# EXERCISE TASK
Comb the records below for the string "content" and copy each line where it turns up.

# RECORD EXTRACTS
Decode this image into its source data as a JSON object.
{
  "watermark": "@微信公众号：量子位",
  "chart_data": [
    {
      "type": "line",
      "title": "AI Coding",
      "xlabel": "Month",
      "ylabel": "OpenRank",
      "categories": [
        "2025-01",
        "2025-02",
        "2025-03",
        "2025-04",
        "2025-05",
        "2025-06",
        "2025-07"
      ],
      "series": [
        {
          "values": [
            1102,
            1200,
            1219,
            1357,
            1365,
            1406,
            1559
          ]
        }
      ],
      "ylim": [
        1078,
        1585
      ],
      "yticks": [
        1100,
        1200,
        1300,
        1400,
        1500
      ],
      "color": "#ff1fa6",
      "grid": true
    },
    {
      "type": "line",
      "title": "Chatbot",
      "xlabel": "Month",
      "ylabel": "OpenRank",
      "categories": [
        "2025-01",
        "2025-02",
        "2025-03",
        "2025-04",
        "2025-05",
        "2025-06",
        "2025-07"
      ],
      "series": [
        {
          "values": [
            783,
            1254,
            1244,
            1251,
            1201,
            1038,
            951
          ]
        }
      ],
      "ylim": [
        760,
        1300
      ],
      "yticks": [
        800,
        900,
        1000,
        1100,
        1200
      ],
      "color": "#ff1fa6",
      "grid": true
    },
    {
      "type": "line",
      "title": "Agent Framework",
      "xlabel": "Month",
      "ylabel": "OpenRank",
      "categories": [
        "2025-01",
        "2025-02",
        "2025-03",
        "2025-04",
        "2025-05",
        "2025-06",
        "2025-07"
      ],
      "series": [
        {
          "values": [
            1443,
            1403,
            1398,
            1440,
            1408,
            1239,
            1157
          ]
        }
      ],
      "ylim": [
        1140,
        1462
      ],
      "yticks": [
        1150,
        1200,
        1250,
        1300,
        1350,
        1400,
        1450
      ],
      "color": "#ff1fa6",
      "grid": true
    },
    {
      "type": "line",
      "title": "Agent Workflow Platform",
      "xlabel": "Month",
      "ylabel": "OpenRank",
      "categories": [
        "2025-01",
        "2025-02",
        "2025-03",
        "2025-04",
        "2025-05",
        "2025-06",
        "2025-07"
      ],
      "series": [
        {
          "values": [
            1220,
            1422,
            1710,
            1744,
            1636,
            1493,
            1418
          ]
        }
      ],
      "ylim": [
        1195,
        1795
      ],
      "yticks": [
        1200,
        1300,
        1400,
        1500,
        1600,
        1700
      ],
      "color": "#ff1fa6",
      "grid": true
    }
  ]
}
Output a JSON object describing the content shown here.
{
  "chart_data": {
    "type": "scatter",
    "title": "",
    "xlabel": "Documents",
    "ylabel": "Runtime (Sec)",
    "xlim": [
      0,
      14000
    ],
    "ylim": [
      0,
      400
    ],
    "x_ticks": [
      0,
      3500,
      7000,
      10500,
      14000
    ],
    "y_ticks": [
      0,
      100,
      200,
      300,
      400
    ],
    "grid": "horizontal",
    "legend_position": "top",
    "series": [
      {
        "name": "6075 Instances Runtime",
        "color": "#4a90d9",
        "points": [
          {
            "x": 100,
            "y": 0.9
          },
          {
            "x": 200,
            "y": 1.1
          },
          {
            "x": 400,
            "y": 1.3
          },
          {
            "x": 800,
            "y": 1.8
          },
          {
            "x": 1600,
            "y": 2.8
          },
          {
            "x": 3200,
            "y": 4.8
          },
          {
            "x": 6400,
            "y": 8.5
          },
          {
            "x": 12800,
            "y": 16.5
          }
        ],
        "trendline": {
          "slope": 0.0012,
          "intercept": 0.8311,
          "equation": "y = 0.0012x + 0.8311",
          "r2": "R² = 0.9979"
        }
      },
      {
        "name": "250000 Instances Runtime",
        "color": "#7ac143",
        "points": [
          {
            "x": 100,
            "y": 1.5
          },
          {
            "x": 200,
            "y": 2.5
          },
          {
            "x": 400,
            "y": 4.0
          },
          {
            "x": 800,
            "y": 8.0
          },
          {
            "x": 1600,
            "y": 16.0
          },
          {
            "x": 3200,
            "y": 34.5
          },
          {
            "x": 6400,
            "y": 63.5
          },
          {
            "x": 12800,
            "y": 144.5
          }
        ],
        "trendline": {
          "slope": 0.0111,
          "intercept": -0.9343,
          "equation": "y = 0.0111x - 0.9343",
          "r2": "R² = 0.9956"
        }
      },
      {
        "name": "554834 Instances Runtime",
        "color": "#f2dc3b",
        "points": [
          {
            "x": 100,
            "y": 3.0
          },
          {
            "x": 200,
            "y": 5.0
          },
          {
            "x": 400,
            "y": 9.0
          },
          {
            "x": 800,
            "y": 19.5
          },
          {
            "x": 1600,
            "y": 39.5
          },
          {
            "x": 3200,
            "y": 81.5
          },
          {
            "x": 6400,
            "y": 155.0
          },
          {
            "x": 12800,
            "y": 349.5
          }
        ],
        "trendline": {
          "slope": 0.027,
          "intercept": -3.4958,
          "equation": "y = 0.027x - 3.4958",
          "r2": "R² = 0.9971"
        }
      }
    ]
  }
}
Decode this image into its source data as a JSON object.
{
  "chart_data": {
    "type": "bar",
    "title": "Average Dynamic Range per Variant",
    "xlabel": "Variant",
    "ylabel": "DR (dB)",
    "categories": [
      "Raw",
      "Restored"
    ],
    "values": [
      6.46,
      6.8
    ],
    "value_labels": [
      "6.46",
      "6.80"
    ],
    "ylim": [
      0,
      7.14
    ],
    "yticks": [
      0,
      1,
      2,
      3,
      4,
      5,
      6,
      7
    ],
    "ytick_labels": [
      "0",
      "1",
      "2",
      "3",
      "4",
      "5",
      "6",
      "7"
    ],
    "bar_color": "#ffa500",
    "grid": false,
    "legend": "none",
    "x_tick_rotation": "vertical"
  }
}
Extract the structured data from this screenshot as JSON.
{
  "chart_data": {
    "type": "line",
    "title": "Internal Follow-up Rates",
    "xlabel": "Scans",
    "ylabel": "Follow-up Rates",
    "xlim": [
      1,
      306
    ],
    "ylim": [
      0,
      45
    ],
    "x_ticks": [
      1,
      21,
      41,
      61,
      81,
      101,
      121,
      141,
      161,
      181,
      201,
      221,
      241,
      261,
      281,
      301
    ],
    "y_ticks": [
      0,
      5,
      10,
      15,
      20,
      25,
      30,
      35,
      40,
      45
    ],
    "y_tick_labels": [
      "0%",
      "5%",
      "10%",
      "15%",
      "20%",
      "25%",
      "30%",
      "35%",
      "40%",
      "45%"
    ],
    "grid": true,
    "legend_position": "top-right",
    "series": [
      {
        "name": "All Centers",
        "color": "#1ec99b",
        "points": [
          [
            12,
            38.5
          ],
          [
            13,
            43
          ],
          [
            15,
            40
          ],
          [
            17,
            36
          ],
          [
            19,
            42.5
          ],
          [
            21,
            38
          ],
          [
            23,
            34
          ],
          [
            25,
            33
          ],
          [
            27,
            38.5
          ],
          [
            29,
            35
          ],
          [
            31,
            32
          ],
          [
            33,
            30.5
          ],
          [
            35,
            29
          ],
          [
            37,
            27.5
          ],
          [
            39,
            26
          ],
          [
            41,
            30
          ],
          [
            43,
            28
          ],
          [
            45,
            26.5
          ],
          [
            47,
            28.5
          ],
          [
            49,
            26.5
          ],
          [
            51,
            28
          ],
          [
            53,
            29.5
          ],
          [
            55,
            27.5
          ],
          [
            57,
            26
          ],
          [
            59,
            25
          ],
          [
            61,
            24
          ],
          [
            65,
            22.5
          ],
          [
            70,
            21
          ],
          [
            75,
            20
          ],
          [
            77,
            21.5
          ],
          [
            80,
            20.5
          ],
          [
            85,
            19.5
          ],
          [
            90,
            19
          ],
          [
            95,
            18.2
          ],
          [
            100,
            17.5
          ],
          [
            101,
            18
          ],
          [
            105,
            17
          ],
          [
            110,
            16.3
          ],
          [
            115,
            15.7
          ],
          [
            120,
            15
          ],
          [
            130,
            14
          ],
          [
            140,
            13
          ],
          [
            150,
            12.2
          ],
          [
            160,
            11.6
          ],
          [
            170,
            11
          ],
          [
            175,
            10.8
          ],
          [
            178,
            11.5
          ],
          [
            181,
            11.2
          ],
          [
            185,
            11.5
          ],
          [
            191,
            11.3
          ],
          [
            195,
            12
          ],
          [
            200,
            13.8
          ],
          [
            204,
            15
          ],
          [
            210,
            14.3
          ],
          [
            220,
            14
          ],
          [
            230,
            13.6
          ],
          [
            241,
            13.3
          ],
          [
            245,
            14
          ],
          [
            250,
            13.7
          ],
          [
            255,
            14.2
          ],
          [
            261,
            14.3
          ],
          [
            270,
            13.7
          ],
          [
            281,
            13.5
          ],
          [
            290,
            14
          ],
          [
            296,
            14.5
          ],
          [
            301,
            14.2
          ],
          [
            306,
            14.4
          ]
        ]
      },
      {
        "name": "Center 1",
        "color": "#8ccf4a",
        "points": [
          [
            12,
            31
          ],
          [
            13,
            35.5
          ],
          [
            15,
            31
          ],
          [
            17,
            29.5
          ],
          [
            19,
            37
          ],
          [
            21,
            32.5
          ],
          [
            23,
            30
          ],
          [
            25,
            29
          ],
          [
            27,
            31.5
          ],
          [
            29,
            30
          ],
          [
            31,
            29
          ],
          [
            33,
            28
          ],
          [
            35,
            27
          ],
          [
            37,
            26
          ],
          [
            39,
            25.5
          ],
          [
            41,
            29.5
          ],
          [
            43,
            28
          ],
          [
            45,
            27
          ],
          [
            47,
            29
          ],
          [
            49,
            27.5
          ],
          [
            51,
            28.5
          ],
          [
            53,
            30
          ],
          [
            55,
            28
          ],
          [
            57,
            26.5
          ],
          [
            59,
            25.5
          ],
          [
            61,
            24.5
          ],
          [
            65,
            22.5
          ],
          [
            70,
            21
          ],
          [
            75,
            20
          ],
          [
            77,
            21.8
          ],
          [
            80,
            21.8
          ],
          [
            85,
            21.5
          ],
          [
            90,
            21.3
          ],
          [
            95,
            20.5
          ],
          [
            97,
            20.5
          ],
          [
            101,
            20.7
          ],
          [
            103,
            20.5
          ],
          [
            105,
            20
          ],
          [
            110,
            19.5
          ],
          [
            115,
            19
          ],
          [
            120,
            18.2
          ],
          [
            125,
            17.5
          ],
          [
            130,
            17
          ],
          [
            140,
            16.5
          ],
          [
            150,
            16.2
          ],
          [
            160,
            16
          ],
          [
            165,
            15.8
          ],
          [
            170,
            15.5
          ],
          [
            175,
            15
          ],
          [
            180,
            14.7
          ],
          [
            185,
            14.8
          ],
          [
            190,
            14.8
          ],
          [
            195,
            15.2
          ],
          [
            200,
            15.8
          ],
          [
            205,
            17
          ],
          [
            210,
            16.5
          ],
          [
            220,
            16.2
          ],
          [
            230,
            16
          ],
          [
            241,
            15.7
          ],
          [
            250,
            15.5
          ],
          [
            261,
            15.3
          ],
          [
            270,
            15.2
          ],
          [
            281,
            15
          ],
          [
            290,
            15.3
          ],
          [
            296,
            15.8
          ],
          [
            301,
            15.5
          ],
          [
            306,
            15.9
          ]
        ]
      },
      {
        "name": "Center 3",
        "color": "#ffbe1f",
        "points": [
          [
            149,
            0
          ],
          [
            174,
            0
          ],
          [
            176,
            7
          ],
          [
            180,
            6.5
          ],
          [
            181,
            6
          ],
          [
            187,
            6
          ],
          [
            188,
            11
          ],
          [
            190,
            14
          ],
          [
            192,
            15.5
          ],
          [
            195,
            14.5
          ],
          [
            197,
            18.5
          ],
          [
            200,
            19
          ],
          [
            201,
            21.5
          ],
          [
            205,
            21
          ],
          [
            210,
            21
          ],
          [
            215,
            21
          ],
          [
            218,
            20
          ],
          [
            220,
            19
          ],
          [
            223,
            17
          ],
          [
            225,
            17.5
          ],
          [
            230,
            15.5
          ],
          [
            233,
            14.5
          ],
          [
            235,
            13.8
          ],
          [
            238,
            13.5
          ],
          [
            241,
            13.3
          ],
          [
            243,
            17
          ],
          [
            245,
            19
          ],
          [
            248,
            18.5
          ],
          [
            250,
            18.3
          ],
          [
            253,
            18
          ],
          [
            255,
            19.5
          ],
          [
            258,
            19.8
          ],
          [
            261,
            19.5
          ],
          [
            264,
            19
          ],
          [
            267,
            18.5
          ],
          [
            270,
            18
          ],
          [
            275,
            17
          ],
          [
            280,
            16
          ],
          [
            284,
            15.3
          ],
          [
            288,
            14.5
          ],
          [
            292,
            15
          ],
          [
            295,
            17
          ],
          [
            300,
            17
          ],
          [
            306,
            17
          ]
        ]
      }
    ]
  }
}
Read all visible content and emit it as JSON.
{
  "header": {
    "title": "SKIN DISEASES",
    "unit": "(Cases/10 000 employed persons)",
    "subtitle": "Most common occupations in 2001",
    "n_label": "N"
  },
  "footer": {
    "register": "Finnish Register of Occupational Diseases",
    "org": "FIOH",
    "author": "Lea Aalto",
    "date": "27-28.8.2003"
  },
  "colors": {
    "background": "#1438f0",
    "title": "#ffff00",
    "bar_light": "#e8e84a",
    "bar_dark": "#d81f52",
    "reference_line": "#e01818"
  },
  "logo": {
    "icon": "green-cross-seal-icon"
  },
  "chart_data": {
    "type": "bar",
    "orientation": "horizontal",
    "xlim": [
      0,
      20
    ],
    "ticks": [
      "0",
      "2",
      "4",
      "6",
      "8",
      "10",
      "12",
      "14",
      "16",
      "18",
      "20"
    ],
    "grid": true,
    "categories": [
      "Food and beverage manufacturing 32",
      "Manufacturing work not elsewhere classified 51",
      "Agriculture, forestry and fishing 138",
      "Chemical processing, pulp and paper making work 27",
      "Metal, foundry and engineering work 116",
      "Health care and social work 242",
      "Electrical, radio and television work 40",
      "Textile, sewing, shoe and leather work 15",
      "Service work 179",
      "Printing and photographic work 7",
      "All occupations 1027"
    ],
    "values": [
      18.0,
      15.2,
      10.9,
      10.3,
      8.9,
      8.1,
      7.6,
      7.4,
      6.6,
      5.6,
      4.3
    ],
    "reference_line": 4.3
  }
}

# OUTPUT FOR THIS TASK
Output a JSON object describing the content shown here.
Read all visible content and emit it as JSON.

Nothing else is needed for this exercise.